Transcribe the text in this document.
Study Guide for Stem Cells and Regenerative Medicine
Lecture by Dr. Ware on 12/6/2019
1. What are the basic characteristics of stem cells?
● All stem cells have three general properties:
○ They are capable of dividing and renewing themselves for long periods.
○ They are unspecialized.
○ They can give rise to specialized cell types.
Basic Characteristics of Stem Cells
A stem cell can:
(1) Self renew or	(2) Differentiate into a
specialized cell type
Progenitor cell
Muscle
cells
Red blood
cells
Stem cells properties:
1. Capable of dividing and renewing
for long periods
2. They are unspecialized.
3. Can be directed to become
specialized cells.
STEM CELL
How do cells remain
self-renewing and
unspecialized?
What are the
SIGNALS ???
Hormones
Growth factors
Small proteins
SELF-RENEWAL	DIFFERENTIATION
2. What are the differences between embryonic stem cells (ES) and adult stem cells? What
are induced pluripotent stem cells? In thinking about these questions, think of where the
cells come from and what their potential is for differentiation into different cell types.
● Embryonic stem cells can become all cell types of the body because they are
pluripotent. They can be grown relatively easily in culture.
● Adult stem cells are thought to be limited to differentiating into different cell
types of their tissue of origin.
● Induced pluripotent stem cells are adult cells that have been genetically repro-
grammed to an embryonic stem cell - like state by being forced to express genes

******

Write out every record again, exactly as it was written.

Completed exercise -
Transcribe the text in this document.
Study Guide for Stem Cells and Regenerative Medicine
Lecture by Dr. Ware on 12/6/2019
1. What are the basic characteristics of stem cells?
● All stem cells have three general properties:
○ They are capable of dividing and renewing themselves for long periods.
○ They are unspecialized.
○ They can give rise to specialized cell types.
Basic Characteristics of Stem Cells
A stem cell can:
(1) Self renew or	(2) Differentiate into a
specialized cell type
Progenitor cell
Muscle
cells
Red blood
cells
Stem cells properties:
1. Capable of dividing and renewing
for long periods
2. They are unspecialized.
3. Can be directed to become
specialized cells.
STEM CELL
How do cells remain
self-renewing and
unspecialized?
What are the
SIGNALS ???
Hormones
Growth factors
Small proteins
SELF-RENEWAL	DIFFERENTIATION
2. What are the differences between embryonic stem cells (ES) and adult stem cells? What
are induced pluripotent stem cells? In thinking about these questions, think of where the
cells come from and what their potential is for differentiation into different cell types.
● Embryonic stem cells can become all cell types of the body because they are
pluripotent. They can be grown relatively easily in culture.
● Adult stem cells are thought to be limited to differentiating into different cell
types of their tissue of origin.
● Induced pluripotent stem cells are adult cells that have been genetically repro-
grammed to an embryonic stem cell - like state by being forced to express genes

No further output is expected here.